▸ Exercise brief: Below are some records. Say how many of their lines include the string "ylabel", giving only the number.
★ ★ ★ ★
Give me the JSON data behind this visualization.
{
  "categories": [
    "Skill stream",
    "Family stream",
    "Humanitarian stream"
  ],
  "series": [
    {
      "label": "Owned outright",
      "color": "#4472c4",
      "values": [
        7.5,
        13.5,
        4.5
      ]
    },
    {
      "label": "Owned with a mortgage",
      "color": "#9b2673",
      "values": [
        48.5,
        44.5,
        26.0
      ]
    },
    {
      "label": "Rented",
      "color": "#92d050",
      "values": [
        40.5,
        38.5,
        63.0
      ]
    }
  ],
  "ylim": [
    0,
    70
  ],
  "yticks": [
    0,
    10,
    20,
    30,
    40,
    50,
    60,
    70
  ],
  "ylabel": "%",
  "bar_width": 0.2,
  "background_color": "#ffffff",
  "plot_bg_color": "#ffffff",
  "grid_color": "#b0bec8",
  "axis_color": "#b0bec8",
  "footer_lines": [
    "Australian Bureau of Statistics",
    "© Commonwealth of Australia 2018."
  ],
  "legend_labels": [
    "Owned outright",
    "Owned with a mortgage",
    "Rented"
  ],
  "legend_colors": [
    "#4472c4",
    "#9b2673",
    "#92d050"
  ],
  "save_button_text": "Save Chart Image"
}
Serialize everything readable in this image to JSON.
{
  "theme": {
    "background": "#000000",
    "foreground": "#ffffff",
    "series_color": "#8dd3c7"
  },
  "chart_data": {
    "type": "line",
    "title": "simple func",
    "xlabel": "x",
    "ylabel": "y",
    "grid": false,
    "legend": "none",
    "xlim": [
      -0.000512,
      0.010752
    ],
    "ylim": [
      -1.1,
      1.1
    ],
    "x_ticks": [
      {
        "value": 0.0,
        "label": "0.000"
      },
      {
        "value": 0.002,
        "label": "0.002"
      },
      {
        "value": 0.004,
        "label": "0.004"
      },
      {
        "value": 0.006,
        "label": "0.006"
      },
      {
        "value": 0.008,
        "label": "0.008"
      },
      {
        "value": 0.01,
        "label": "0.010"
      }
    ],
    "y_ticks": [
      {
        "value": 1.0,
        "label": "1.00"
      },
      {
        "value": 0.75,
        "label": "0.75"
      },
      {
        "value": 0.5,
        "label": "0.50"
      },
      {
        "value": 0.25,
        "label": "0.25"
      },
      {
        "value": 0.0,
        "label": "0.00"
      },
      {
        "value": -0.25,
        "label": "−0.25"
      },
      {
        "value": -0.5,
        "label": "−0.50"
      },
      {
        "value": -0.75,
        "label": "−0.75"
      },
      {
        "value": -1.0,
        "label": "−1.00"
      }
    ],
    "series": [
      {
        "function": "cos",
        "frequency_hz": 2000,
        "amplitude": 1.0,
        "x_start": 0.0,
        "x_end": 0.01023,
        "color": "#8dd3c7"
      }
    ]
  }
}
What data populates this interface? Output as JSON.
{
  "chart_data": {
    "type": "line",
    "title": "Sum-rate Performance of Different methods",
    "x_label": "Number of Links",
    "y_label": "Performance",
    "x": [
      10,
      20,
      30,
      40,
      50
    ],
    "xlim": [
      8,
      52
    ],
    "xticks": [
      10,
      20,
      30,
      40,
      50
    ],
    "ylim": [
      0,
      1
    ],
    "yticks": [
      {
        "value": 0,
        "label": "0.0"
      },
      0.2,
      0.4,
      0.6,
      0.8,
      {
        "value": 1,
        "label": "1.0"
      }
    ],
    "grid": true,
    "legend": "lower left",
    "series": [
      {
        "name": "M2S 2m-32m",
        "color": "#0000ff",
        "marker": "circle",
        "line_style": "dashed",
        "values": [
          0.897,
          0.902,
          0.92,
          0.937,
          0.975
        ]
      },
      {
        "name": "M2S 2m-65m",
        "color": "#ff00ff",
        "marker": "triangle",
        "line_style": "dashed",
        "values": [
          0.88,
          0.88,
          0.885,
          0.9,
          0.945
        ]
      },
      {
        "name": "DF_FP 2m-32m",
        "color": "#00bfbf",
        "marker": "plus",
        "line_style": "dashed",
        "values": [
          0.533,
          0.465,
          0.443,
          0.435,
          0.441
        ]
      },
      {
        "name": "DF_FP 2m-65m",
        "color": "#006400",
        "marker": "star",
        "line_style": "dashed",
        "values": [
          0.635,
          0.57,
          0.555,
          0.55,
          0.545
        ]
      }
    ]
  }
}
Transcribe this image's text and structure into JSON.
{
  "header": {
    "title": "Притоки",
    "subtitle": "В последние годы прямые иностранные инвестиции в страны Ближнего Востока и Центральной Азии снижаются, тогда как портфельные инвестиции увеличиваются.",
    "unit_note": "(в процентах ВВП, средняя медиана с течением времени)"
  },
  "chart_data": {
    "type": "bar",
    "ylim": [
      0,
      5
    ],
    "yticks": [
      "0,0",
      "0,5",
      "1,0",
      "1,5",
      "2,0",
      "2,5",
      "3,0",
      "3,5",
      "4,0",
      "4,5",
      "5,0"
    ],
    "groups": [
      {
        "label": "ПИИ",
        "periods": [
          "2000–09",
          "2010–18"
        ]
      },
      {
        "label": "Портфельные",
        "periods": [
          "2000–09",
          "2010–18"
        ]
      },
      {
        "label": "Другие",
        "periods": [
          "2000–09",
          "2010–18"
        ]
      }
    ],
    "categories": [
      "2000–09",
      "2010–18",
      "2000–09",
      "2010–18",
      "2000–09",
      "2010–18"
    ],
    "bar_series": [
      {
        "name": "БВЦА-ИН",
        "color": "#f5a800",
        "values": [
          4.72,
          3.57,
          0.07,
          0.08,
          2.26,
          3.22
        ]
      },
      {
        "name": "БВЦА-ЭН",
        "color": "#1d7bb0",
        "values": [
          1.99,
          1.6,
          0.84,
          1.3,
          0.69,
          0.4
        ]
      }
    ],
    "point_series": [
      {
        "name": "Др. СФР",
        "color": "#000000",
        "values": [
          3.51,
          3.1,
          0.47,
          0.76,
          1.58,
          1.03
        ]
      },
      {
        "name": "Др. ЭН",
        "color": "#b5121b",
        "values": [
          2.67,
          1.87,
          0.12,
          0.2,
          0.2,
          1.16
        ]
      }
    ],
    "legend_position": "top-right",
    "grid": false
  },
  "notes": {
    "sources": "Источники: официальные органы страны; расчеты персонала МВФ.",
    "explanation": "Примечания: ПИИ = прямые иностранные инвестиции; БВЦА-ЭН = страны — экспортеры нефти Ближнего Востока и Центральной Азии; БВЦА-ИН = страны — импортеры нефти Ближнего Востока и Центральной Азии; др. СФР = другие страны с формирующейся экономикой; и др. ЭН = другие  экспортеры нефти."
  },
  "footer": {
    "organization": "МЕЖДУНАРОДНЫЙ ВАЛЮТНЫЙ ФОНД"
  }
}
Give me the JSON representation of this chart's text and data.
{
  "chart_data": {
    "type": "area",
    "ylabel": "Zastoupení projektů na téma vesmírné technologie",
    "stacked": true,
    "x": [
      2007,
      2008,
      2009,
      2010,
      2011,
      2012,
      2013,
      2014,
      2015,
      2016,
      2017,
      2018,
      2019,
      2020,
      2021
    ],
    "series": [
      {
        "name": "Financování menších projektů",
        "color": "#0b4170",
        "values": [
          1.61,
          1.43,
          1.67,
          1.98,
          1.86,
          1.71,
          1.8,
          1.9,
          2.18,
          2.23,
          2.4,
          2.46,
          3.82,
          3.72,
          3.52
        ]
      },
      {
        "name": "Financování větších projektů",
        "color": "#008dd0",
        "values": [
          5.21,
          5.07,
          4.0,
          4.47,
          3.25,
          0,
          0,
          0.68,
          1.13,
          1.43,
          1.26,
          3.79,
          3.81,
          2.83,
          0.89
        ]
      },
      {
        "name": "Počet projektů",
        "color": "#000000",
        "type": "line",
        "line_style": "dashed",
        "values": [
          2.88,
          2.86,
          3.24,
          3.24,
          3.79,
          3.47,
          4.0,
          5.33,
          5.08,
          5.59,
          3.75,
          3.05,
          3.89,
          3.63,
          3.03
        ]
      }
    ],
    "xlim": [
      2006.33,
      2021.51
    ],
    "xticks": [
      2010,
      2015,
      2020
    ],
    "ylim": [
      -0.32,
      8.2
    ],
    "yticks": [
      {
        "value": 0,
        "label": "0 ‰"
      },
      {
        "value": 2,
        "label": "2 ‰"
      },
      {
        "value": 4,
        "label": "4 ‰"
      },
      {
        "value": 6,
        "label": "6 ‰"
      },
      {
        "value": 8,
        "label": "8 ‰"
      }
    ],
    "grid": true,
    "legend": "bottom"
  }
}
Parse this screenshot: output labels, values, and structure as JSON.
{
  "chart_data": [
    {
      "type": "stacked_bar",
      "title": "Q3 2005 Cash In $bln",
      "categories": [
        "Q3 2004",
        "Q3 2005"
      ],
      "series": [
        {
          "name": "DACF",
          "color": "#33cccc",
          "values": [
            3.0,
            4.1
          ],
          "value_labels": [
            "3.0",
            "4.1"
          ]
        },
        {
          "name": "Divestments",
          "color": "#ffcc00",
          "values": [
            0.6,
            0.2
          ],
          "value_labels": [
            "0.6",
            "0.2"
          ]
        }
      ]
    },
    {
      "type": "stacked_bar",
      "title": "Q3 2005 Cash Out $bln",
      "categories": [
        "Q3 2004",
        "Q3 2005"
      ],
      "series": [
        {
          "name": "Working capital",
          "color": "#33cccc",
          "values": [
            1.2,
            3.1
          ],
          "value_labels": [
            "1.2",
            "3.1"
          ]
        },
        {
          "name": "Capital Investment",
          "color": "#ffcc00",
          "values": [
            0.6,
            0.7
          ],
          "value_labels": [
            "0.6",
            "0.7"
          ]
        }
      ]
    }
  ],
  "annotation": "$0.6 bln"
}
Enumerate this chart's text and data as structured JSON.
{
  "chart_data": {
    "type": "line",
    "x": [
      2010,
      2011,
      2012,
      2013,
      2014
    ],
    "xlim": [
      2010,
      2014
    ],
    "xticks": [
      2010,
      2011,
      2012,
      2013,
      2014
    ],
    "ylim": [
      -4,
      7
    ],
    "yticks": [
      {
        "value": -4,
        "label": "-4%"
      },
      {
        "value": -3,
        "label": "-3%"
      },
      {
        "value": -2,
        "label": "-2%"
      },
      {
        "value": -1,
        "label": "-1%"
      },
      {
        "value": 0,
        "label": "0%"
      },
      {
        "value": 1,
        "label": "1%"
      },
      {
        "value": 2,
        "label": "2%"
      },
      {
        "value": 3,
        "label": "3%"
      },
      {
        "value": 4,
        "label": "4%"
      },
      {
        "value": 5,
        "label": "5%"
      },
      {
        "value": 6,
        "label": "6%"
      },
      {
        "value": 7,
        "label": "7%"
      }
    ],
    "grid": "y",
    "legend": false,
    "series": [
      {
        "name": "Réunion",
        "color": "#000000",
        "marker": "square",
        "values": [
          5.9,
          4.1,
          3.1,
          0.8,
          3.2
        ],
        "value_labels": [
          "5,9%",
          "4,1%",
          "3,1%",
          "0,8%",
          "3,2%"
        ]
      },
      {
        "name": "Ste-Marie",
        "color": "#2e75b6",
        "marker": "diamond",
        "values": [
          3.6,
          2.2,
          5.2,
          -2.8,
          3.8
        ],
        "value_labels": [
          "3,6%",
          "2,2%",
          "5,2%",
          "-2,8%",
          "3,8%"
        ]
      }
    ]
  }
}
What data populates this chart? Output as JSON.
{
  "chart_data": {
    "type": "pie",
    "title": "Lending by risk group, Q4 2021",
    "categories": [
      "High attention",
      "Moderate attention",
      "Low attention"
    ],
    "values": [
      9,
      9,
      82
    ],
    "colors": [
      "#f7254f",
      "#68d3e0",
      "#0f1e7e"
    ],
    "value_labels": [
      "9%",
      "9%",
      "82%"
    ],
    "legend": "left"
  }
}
★ ★ ★ ★
▸ Correct answer: 3